Pull each line containing "range" out of the data and copy it.
┌────────
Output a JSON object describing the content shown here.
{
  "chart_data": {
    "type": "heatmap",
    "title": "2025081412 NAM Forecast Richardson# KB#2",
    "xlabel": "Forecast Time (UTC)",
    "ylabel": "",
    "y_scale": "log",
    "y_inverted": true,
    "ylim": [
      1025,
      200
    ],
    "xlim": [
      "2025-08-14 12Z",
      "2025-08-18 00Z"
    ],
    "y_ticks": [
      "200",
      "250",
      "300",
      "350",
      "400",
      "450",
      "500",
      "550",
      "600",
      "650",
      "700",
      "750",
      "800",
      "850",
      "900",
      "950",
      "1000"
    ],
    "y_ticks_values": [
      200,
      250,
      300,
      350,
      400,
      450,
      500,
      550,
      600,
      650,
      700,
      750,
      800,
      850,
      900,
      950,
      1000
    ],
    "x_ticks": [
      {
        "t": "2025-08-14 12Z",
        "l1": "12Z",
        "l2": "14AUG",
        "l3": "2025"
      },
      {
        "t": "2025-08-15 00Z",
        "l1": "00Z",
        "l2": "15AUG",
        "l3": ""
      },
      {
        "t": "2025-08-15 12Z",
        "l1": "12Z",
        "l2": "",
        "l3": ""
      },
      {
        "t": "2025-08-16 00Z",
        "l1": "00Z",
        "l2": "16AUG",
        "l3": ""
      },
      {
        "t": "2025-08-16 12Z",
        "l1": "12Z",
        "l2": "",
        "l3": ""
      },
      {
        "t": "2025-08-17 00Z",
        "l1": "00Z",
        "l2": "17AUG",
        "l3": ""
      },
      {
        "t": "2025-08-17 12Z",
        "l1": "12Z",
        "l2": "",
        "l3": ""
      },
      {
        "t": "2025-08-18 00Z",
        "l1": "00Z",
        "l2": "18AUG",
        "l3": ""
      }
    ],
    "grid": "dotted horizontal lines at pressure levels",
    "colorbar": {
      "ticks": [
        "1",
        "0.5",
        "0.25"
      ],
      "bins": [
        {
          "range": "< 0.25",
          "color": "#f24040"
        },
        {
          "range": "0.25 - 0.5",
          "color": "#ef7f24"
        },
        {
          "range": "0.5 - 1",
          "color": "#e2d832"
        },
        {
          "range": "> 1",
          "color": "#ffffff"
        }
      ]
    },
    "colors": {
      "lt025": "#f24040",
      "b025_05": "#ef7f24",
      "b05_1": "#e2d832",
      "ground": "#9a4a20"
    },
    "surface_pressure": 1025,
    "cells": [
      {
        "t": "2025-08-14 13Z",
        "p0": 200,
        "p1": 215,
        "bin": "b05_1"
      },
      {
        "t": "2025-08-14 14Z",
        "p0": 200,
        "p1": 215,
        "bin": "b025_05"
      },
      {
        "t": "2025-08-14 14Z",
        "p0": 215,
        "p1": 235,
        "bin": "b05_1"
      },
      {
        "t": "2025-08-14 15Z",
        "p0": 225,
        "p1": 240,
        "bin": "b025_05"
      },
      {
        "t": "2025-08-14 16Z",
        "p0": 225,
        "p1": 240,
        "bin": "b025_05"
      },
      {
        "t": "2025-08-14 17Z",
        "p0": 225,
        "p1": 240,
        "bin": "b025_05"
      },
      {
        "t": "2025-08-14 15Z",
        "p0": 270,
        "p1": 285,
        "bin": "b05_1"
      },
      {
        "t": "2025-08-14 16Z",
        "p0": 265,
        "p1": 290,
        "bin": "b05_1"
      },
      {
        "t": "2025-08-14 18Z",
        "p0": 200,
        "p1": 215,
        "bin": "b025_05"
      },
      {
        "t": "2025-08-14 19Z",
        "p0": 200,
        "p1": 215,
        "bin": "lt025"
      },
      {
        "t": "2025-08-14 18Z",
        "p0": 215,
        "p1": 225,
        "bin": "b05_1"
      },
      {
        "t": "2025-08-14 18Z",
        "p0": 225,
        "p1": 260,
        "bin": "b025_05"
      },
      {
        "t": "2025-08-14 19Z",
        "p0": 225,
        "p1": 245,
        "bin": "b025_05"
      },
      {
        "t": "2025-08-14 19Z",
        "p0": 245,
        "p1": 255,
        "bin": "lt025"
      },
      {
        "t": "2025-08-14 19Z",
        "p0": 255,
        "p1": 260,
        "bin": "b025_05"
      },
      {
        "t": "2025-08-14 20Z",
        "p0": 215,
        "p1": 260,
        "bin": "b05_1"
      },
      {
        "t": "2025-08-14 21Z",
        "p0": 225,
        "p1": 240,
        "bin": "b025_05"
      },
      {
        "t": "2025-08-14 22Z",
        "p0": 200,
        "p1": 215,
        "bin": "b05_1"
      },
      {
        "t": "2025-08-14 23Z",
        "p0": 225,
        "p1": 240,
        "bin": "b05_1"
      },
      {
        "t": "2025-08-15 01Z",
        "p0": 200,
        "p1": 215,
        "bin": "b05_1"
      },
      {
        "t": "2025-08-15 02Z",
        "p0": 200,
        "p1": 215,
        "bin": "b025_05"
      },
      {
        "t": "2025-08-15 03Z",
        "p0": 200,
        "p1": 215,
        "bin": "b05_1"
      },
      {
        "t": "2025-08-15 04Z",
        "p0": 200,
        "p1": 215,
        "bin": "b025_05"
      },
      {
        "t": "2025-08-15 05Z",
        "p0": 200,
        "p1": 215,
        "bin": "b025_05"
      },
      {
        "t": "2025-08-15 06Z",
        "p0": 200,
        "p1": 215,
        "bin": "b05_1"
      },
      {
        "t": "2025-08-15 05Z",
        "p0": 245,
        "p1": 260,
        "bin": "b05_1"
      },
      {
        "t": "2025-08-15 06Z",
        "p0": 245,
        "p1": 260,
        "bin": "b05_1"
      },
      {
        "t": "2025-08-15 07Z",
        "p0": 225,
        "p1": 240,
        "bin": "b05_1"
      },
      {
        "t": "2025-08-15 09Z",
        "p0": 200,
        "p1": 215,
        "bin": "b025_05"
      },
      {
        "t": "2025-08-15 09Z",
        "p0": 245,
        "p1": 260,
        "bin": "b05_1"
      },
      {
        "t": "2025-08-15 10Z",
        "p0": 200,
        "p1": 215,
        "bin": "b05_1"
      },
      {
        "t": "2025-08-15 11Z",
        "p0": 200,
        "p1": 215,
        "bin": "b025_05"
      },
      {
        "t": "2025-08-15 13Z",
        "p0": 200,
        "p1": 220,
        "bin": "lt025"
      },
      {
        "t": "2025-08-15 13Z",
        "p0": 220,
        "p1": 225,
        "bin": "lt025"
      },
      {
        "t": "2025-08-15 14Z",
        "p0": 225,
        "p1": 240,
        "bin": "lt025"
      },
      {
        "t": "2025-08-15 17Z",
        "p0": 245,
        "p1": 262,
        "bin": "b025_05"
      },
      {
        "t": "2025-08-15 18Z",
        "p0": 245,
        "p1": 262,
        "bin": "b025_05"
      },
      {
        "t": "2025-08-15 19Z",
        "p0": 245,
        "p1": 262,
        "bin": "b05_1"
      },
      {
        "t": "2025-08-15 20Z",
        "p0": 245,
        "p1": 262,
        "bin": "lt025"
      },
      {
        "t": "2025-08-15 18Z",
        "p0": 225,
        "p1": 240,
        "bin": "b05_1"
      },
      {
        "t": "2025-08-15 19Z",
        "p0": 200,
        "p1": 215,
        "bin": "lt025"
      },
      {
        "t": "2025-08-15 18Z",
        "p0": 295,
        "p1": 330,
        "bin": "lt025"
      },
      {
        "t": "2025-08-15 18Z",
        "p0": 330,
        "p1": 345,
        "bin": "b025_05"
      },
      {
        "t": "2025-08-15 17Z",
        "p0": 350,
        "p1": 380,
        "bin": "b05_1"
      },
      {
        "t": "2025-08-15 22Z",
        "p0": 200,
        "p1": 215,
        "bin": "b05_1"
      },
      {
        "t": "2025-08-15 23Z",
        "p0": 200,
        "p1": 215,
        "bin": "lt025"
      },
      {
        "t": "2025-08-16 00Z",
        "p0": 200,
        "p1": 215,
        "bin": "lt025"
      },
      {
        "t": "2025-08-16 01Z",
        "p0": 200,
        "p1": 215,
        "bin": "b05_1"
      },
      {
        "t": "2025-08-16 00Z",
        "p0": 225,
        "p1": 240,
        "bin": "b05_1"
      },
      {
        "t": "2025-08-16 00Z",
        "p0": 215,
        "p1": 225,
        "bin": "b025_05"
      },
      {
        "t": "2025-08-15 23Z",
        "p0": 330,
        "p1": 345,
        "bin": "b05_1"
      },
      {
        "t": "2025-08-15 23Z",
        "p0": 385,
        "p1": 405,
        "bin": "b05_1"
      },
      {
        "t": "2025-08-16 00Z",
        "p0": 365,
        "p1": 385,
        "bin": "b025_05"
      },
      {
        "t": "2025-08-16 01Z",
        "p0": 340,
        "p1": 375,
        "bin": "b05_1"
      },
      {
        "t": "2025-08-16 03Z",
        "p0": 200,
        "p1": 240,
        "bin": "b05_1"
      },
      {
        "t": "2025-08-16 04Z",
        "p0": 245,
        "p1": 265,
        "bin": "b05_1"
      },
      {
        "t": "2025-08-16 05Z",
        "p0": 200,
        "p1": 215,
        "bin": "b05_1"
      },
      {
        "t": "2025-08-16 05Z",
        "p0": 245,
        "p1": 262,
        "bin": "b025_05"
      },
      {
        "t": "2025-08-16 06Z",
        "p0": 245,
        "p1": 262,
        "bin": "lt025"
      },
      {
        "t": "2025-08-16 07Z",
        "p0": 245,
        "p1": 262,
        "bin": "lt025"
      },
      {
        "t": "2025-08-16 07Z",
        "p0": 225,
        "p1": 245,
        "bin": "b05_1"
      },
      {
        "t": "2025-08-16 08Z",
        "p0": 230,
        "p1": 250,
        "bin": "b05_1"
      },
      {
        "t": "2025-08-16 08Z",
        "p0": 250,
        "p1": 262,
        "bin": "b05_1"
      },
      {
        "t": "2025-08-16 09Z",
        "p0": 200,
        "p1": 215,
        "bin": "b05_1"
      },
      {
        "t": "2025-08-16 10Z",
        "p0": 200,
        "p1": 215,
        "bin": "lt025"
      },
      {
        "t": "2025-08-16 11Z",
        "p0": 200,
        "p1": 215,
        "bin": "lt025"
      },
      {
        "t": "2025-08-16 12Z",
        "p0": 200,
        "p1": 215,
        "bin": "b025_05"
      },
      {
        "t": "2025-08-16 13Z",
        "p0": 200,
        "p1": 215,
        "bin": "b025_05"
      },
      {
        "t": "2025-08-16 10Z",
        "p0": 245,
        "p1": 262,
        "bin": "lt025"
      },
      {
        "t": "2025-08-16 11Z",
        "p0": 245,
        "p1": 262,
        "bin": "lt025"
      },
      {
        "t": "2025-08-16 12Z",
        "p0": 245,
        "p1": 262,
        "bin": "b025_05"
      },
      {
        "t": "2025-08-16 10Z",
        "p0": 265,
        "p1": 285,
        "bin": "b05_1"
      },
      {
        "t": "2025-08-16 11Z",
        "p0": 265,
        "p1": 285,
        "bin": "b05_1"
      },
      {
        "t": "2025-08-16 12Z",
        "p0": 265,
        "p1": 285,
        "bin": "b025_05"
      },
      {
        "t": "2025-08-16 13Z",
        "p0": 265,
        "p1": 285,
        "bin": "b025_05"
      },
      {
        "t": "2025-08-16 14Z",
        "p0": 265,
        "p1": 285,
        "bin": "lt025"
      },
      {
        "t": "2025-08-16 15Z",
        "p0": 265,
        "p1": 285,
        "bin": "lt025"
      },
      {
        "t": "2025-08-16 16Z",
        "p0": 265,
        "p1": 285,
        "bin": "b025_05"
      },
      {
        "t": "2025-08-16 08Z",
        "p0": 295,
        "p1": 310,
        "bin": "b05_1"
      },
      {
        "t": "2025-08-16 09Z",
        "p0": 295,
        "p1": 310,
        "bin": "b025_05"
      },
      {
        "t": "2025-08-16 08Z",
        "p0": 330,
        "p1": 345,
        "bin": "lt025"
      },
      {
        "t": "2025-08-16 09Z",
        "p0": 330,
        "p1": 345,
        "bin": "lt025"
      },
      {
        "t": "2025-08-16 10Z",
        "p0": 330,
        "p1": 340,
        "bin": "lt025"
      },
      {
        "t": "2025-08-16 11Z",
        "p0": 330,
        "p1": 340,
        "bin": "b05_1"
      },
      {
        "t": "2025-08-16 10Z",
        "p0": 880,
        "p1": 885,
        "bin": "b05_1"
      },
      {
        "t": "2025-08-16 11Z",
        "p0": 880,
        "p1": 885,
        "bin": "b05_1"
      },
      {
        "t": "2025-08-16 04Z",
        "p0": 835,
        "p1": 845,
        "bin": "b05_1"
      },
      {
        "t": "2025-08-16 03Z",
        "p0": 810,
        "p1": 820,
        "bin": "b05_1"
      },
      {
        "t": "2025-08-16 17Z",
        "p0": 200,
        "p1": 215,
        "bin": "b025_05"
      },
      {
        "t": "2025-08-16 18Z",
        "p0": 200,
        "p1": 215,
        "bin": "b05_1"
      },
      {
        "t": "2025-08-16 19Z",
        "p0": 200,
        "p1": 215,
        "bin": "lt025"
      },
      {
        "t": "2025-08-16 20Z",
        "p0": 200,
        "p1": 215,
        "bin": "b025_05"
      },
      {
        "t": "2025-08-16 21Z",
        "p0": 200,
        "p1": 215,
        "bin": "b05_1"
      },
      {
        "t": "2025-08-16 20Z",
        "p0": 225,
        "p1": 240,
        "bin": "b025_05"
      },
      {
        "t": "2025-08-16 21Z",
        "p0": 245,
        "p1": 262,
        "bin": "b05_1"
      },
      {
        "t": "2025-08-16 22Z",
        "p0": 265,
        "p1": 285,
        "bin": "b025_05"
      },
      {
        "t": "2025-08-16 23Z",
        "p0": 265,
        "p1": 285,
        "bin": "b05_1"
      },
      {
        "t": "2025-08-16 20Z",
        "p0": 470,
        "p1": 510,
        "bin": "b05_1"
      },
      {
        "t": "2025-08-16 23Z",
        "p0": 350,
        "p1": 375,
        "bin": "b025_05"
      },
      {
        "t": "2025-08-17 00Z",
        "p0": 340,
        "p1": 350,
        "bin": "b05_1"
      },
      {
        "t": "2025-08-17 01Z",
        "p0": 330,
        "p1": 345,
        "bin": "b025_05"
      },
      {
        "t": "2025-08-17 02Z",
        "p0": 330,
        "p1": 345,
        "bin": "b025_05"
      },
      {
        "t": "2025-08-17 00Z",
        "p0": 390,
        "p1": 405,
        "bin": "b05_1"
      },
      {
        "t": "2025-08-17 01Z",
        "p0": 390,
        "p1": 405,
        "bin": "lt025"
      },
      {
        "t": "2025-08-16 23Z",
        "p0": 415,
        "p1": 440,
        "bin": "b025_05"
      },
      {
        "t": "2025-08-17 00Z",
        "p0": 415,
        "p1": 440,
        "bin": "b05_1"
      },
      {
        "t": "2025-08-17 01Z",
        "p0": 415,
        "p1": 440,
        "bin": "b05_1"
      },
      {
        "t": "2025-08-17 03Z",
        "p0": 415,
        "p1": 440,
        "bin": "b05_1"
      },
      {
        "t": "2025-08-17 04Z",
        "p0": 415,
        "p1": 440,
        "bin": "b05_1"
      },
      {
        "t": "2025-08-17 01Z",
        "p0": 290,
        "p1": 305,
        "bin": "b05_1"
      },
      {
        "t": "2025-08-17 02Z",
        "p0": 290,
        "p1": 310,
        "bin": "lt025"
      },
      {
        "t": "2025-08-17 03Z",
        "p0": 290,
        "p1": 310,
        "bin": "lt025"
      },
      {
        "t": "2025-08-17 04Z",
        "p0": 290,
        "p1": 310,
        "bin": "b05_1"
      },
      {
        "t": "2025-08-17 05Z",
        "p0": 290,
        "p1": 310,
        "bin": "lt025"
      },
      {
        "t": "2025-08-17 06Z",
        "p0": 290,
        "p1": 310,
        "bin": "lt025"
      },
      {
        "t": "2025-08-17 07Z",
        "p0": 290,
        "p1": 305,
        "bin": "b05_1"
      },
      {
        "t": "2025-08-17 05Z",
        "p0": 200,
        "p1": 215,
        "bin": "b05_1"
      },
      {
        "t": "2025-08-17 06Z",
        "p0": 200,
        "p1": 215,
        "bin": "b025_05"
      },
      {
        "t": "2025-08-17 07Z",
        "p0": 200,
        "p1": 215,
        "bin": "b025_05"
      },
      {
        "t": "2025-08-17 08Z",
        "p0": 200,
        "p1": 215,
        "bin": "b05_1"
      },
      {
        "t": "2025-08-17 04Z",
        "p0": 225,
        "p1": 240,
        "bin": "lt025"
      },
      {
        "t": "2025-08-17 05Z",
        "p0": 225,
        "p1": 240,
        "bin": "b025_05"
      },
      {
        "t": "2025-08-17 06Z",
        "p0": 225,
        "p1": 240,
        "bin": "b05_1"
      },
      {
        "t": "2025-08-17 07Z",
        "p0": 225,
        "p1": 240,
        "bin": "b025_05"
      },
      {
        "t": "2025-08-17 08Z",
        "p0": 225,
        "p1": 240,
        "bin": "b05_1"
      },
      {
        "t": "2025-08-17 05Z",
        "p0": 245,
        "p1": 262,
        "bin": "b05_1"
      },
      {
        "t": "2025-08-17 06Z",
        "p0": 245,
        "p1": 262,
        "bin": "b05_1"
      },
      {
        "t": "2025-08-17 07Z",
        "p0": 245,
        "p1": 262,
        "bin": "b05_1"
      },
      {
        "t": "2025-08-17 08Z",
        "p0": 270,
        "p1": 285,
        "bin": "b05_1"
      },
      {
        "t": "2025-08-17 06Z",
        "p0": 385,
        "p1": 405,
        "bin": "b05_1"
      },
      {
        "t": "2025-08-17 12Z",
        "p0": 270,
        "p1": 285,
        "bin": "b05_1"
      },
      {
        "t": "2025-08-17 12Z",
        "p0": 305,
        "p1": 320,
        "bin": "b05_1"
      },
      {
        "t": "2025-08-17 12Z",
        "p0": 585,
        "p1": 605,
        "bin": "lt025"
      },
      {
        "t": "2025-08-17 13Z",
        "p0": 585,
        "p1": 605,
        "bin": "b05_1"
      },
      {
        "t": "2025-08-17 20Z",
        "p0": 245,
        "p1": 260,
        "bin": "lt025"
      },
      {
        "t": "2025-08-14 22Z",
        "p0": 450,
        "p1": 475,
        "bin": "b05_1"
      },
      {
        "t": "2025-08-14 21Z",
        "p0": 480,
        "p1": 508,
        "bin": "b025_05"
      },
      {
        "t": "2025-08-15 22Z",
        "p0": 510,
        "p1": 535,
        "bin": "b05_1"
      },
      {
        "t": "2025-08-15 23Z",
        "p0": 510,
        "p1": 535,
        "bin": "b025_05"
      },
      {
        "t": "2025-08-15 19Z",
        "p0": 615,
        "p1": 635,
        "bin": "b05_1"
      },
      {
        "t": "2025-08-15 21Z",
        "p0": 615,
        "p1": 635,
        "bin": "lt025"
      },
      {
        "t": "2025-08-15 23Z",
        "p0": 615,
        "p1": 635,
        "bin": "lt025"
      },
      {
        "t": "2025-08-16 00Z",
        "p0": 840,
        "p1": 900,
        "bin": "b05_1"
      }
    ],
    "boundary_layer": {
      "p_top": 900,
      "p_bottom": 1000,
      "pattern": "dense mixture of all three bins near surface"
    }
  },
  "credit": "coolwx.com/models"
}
└────────
— Worked solution —
          "range": "< 0.25",
          "range": "0.25 - 0.5",
          "range": "0.5 - 1",
          "range": "> 1",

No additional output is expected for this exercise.